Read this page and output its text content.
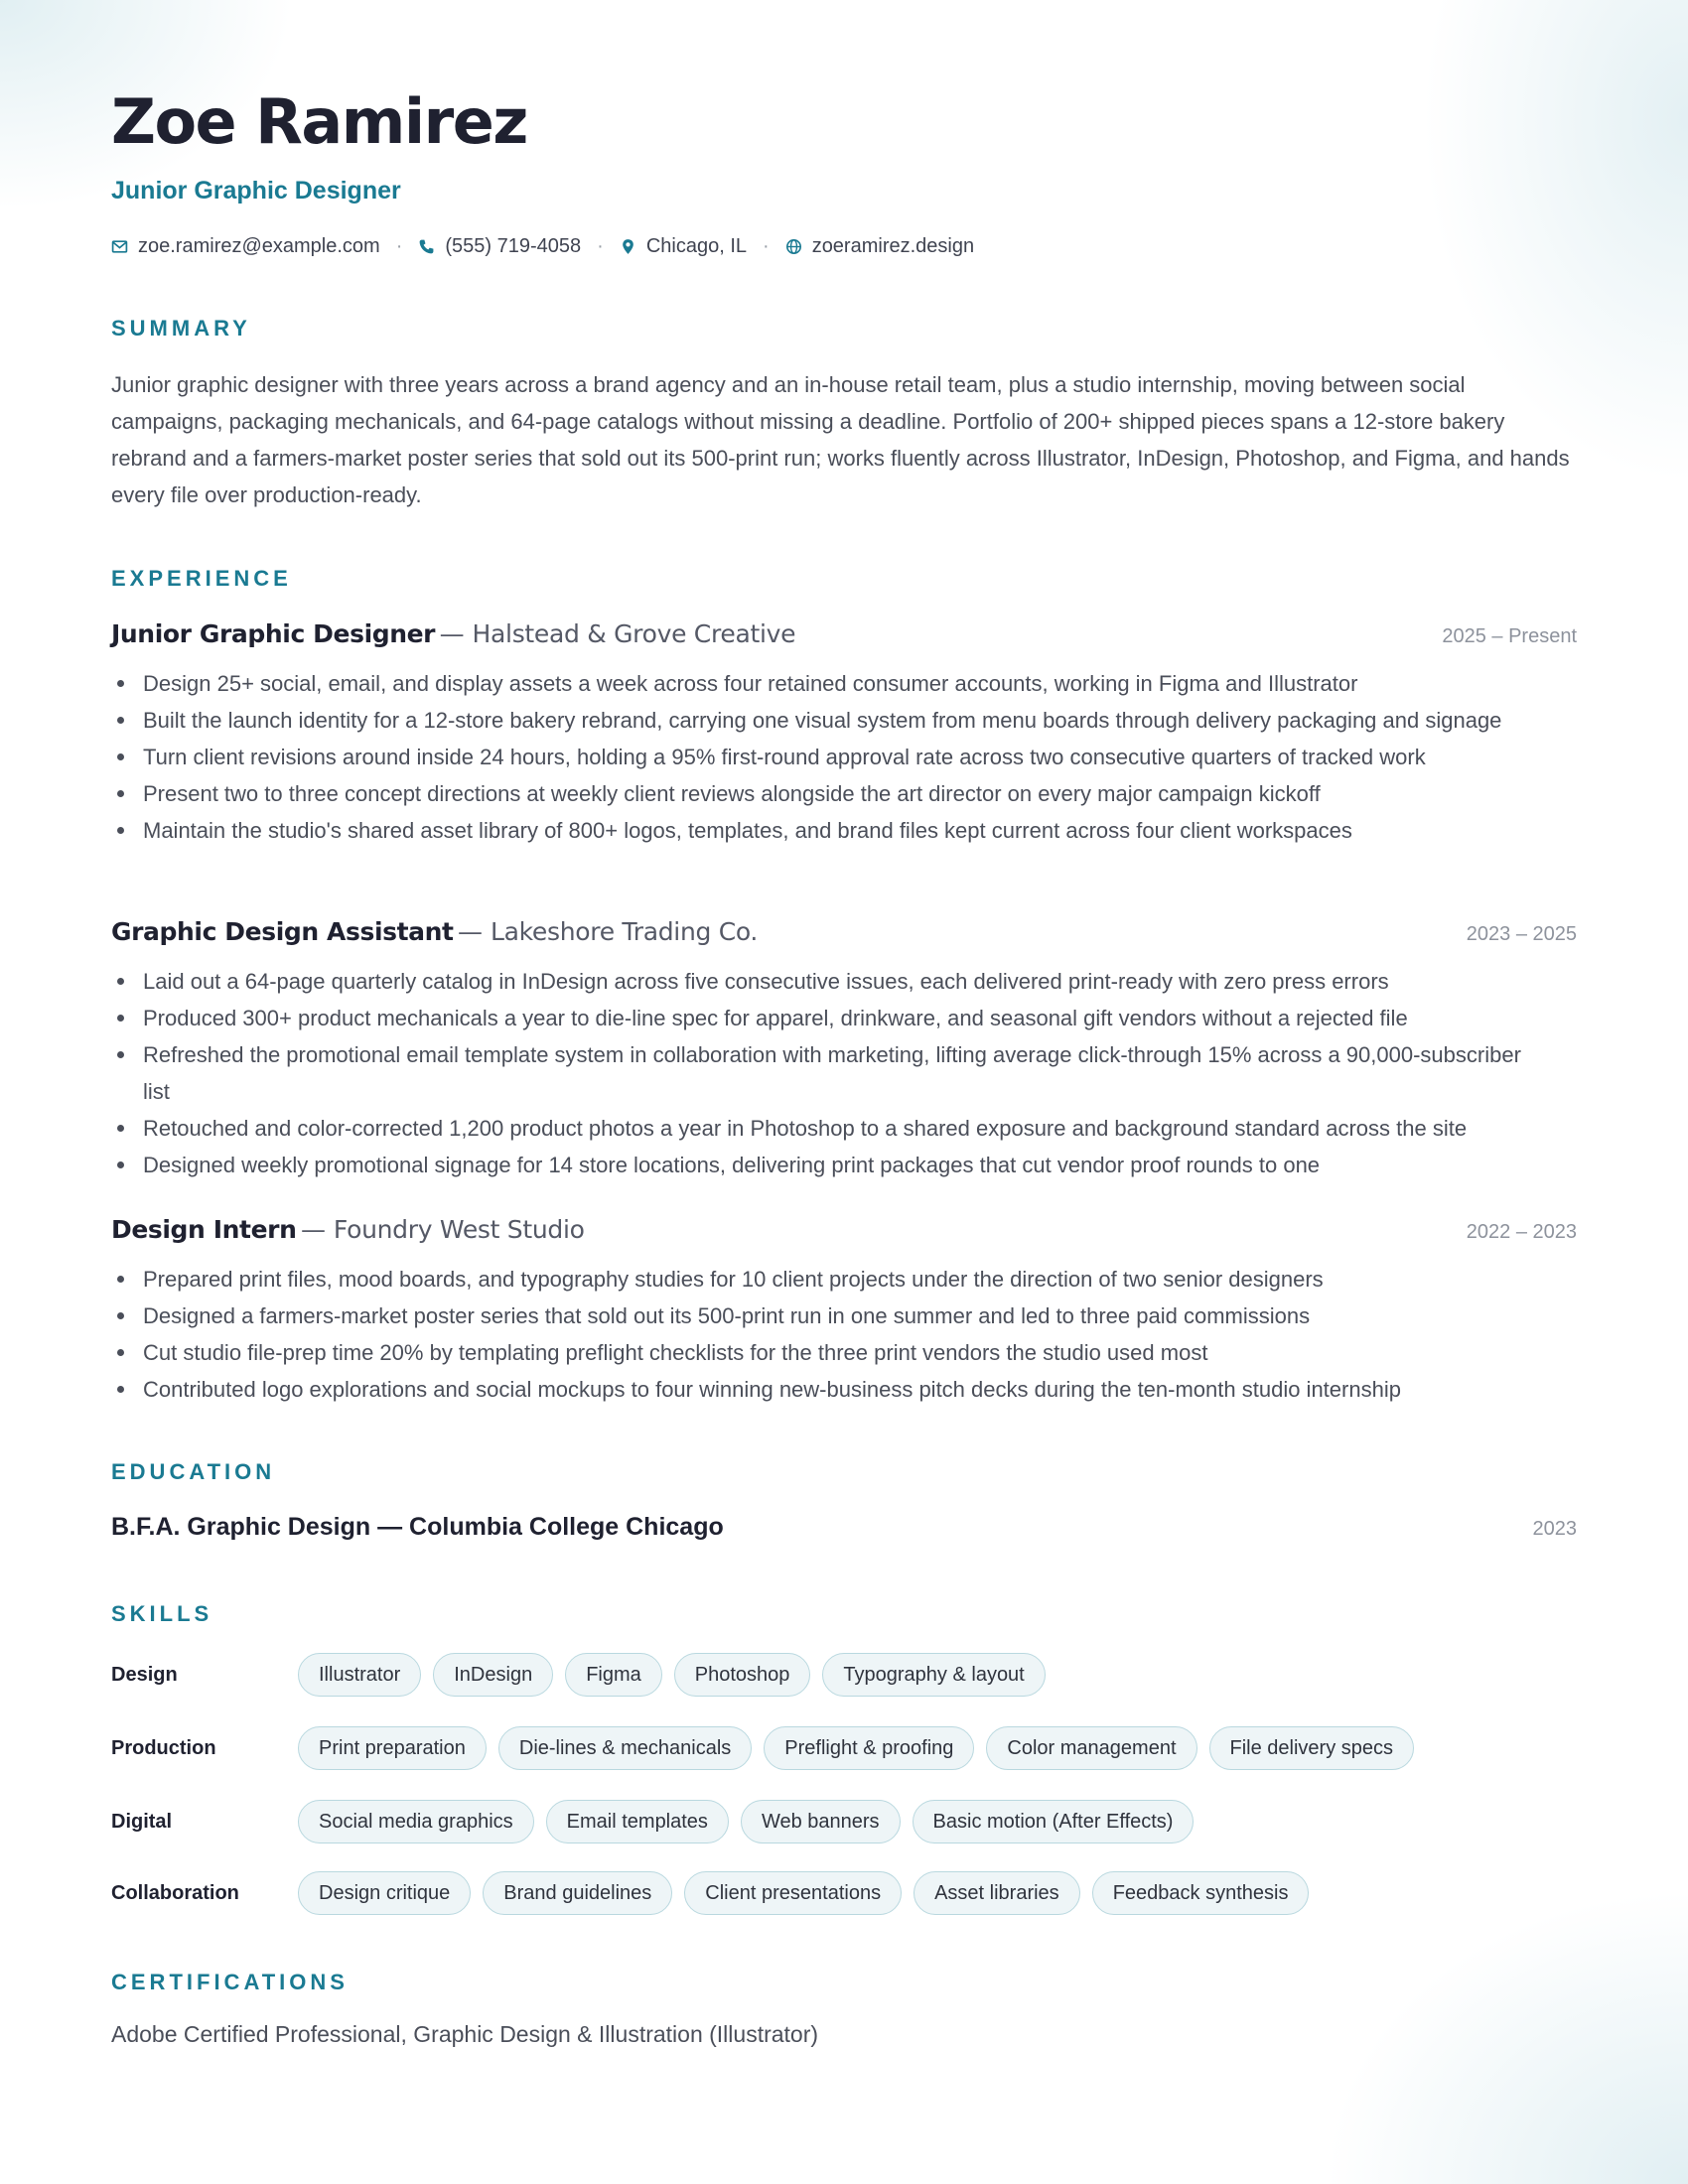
Zoe Ramirez
Junior Graphic Designer
zoe.ramirez@example.com · (555) 719-4058 · Chicago, IL · zoeramirez.design
SUMMARY

Junior graphic designer with three years across a brand agency and an in-house retail team, plus a studio internship, moving between social campaigns, packaging mechanicals, and 64-page catalogs without missing a deadline. Portfolio of 200+ shipped pieces spans a 12-store bakery rebrand and a farmers-market poster series that sold out its 500-print run; works fluently across Illustrator, InDesign, Photoshop, and Figma, and hands every file over production-ready.

EXPERIENCE
Junior Graphic Designer — Halstead & Grove Creative	2025 – Present
Design 25+ social, email, and display assets a week across four retained consumer accounts, working in Figma and Illustrator
Built the launch identity for a 12-store bakery rebrand, carrying one visual system from menu boards through delivery packaging and signage
Turn client revisions around inside 24 hours, holding a 95% first-round approval rate across two consecutive quarters of tracked work
Present two to three concept directions at weekly client reviews alongside the art director on every major campaign kickoff
Maintain the studio's shared asset library of 800+ logos, templates, and brand files kept current across four client workspaces
Graphic Design Assistant — Lakeshore Trading Co.	2023 – 2025
Laid out a 64-page quarterly catalog in InDesign across five consecutive issues, each delivered print-ready with zero press errors
Produced 300+ product mechanicals a year to die-line spec for apparel, drinkware, and seasonal gift vendors without a rejected file
Refreshed the promotional email template system in collaboration with marketing, lifting average click-through 15% across a 90,000-subscriber list
Retouched and color-corrected 1,200 product photos a year in Photoshop to a shared exposure and background standard across the site
Designed weekly promotional signage for 14 store locations, delivering print packages that cut vendor proof rounds to one
Design Intern — Foundry West Studio	2022 – 2023
Prepared print files, mood boards, and typography studies for 10 client projects under the direction of two senior designers
Designed a farmers-market poster series that sold out its 500-print run in one summer and led to three paid commissions
Cut studio file-prep time 20% by templating preflight checklists for the three print vendors the studio used most
Contributed logo explorations and social mockups to four winning new-business pitch decks during the ten-month studio internship
EDUCATION
B.F.A. Graphic Design — Columbia College Chicago	2023
SKILLS
Design	Illustrator	InDesign	Figma	Photoshop	Typography & layout
Production	Print preparation	Die-lines & mechanicals	Preflight & proofing	Color management	File delivery specs
Digital	Social media graphics	Email templates	Web banners	Basic motion (After Effects)
Collaboration	Design critique	Brand guidelines	Client presentations	Asset libraries	Feedback synthesis
CERTIFICATIONS

Adobe Certified Professional, Graphic Design & Illustration (Illustrator)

#### Problem to solve:
Copy each line that contains the word "signage".

#### Exercise solution:
Built the launch identity for a 12-store bakery rebrand, carrying one visual system from menu boards through delivery packaging and signage
Designed weekly promotional signage for 14 store locations, delivering print packages that cut vendor proof rounds to one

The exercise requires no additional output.